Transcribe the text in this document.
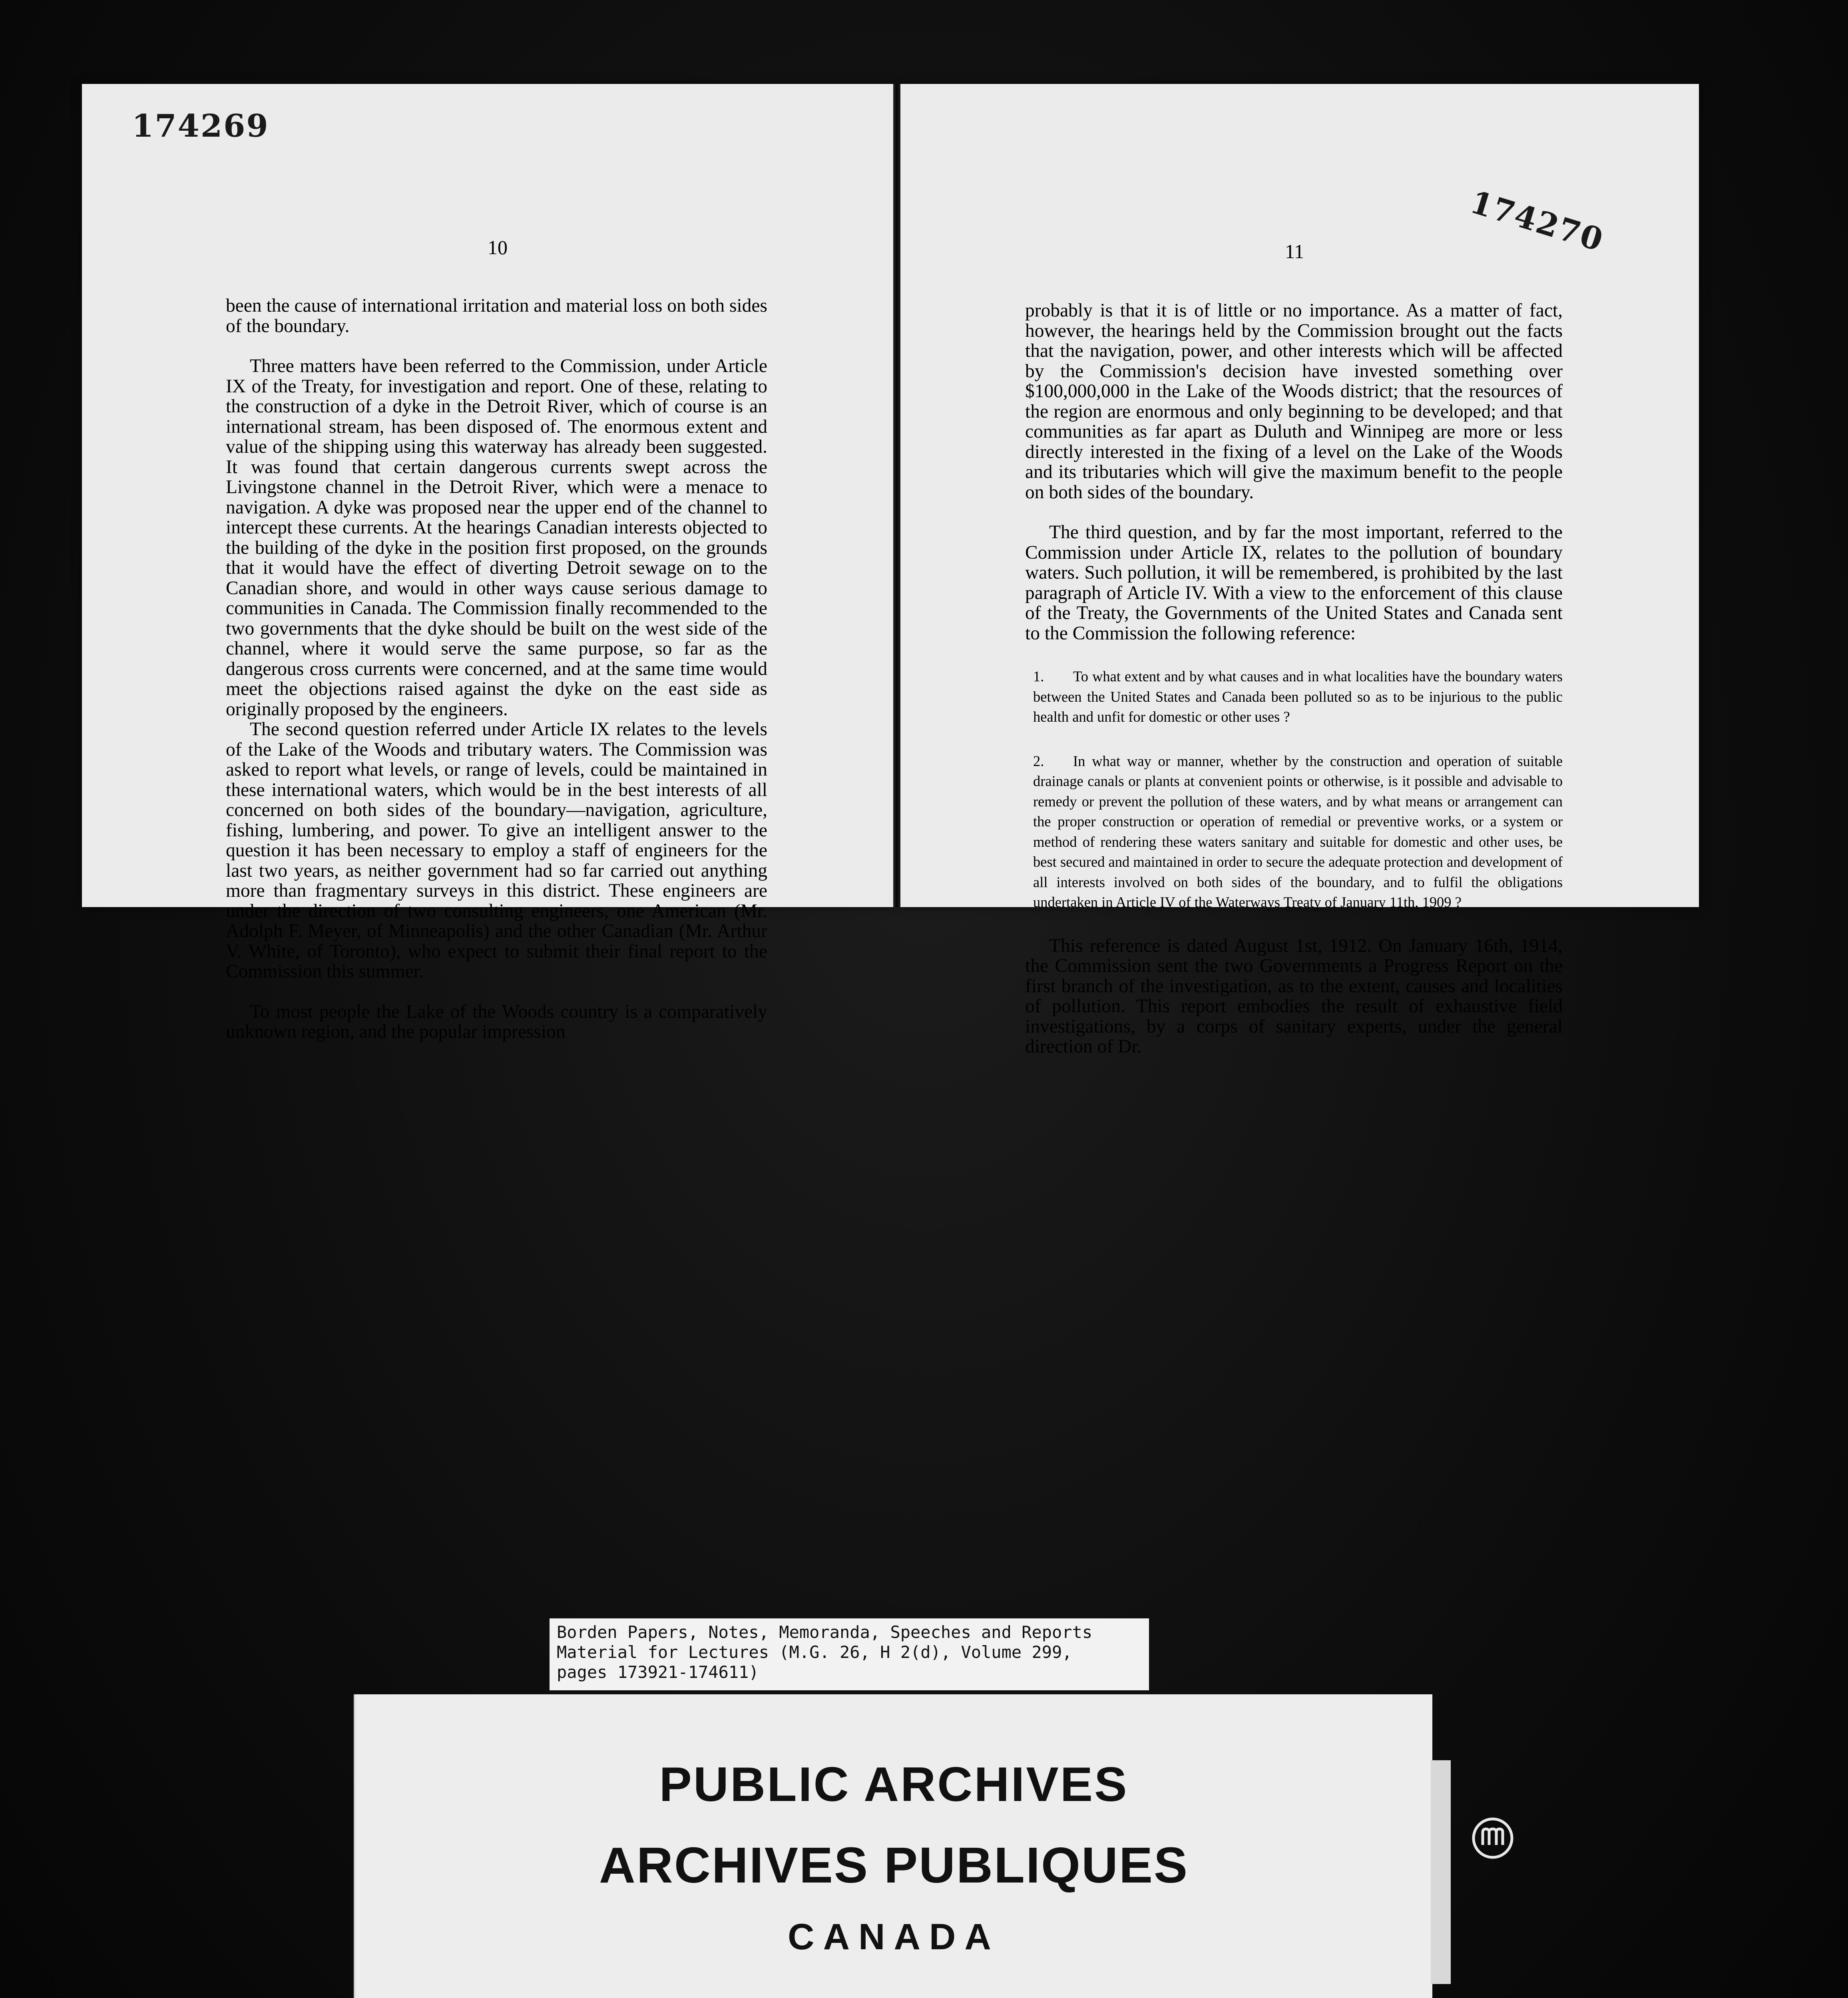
174269
10

been the cause of international irritation and material loss on both sides of the boundary.

Three matters have been referred to the Commission, under Article IX of the Treaty, for investigation and report. One of these, relating to the construction of a dyke in the Detroit River, which of course is an international stream, has been disposed of. The enormous extent and value of the shipping using this waterway has already been suggested. It was found that certain dangerous currents swept across the Livingstone channel in the Detroit River, which were a menace to navigation. A dyke was proposed near the upper end of the channel to intercept these currents. At the hearings Canadian interests objected to the building of the dyke in the position first proposed, on the grounds that it would have the effect of diverting Detroit sewage on to the Canadian shore, and would in other ways cause serious damage to communities in Canada. The Commission finally recommended to the two governments that the dyke should be built on the west side of the channel, where it would serve the same purpose, so far as the dangerous cross currents were concerned, and at the same time would meet the objections raised against the dyke on the east side as originally proposed by the engineers.

The second question referred under Article IX relates to the levels of the Lake of the Woods and tributary waters. The Commission was asked to report what levels, or range of levels, could be maintained in these international waters, which would be in the best interests of all concerned on both sides of the boundary—navigation, agriculture, fishing, lumbering, and power. To give an intelligent answer to the question it has been necessary to employ a staff of engineers for the last two years, as neither government had so far carried out anything more than fragmentary surveys in this district. These engineers are under the direction of two consulting engineers, one American (Mr. Adolph F. Meyer, of Minneapolis) and the other Canadian (Mr. Arthur V. White, of Toronto), who expect to submit their final report to the Commission this summer.

To most people the Lake of the Woods country is a comparatively unknown region, and the popular impression

174270
11

probably is that it is of little or no importance. As a matter of fact, however, the hearings held by the Commission brought out the facts that the navigation, power, and other interests which will be affected by the Commission's decision have invested something over $100,000,000 in the Lake of the Woods district; that the resources of the region are enormous and only beginning to be developed; and that communities as far apart as Duluth and Winnipeg are more or less directly interested in the fixing of a level on the Lake of the Woods and its tributaries which will give the maximum benefit to the people on both sides of the boundary.

The third question, and by far the most important, referred to the Commission under Article IX, relates to the pollution of boundary waters. Such pollution, it will be remembered, is prohibited by the last paragraph of Article IV. With a view to the enforcement of this clause of the Treaty, the Governments of the United States and Canada sent to the Commission the following reference:

1. To what extent and by what causes and in what localities have the boundary waters between the United States and Canada been polluted so as to be injurious to the public health and unfit for domestic or other uses ?

2. In what way or manner, whether by the construction and operation of suitable drainage canals or plants at convenient points or otherwise, is it possible and advisable to remedy or prevent the pollution of these waters, and by what means or arrangement can the proper construction or operation of remedial or preventive works, or a system or method of rendering these waters sanitary and suitable for domestic and other uses, be best secured and maintained in order to secure the adequate protection and development of all interests involved on both sides of the boundary, and to fulfil the obligations undertaken in Article IV of the Waterways Treaty of January 11th, 1909 ?

This reference is dated August 1st, 1912. On January 16th, 1914, the Commission sent the two Governments a Progress Report on the first branch of the investigation, as to the extent, causes and localities of pollution. This report embodies the result of exhaustive field investigations, by a corps of sanitary experts, under the general direction of Dr.

Borden Papers, Notes, Memoranda, Speeches and Reports
Material for Lectures (M.G. 26, H 2(d), Volume 299,
pages 173921-174611)
PUBLIC ARCHIVES
ARCHIVES PUBLIQUES
CANADA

__Task to carry out__.
Restate the entire listing word for word, excluding pictures.

__Written reply__.
Transcribe the text in this document.
174269
10

been the cause of international irritation and material loss on both sides of the boundary.

Three matters have been referred to the Commission, under Article IX of the Treaty, for investigation and report. One of these, relating to the construction of a dyke in the Detroit River, which of course is an international stream, has been disposed of. The enormous extent and value of the shipping using this waterway has already been suggested. It was found that certain dangerous currents swept across the Livingstone channel in the Detroit River, which were a menace to navigation. A dyke was proposed near the upper end of the channel to intercept these currents. At the hearings Canadian interests objected to the building of the dyke in the position first proposed, on the grounds that it would have the effect of diverting Detroit sewage on to the Canadian shore, and would in other ways cause serious damage to communities in Canada. The Commission finally recommended to the two governments that the dyke should be built on the west side of the channel, where it would serve the same purpose, so far as the dangerous cross currents were concerned, and at the same time would meet the objections raised against the dyke on the east side as originally proposed by the engineers.

The second question referred under Article IX relates to the levels of the Lake of the Woods and tributary waters. The Commission was asked to report what levels, or range of levels, could be maintained in these international waters, which would be in the best interests of all concerned on both sides of the boundary—navigation, agriculture, fishing, lumbering, and power. To give an intelligent answer to the question it has been necessary to employ a staff of engineers for the last two years, as neither government had so far carried out anything more than fragmentary surveys in this district. These engineers are under the direction of two consulting engineers, one American (Mr. Adolph F. Meyer, of Minneapolis) and the other Canadian (Mr. Arthur V. White, of Toronto), who expect to submit their final report to the Commission this summer.

To most people the Lake of the Woods country is a comparatively unknown region, and the popular impression

174270
11

probably is that it is of little or no importance. As a matter of fact, however, the hearings held by the Commission brought out the facts that the navigation, power, and other interests which will be affected by the Commission's decision have invested something over $100,000,000 in the Lake of the Woods district; that the resources of the region are enormous and only beginning to be developed; and that communities as far apart as Duluth and Winnipeg are more or less directly interested in the fixing of a level on the Lake of the Woods and its tributaries which will give the maximum benefit to the people on both sides of the boundary.

The third question, and by far the most important, referred to the Commission under Article IX, relates to the pollution of boundary waters. Such pollution, it will be remembered, is prohibited by the last paragraph of Article IV. With a view to the enforcement of this clause of the Treaty, the Governments of the United States and Canada sent to the Commission the following reference:

1. To what extent and by what causes and in what localities have the boundary waters between the United States and Canada been polluted so as to be injurious to the public health and unfit for domestic or other uses ?

2. In what way or manner, whether by the construction and operation of suitable drainage canals or plants at convenient points or otherwise, is it possible and advisable to remedy or prevent the pollution of these waters, and by what means or arrangement can the proper construction or operation of remedial or preventive works, or a system or method of rendering these waters sanitary and suitable for domestic and other uses, be best secured and maintained in order to secure the adequate protection and development of all interests involved on both sides of the boundary, and to fulfil the obligations undertaken in Article IV of the Waterways Treaty of January 11th, 1909 ?

This reference is dated August 1st, 1912. On January 16th, 1914, the Commission sent the two Governments a Progress Report on the first branch of the investigation, as to the extent, causes and localities of pollution. This report embodies the result of exhaustive field investigations, by a corps of sanitary experts, under the general direction of Dr.

Borden Papers, Notes, Memoranda, Speeches and Reports
Material for Lectures (M.G. 26, H 2(d), Volume 299,
pages 173921-174611)
PUBLIC ARCHIVES
ARCHIVES PUBLIQUES
CANADA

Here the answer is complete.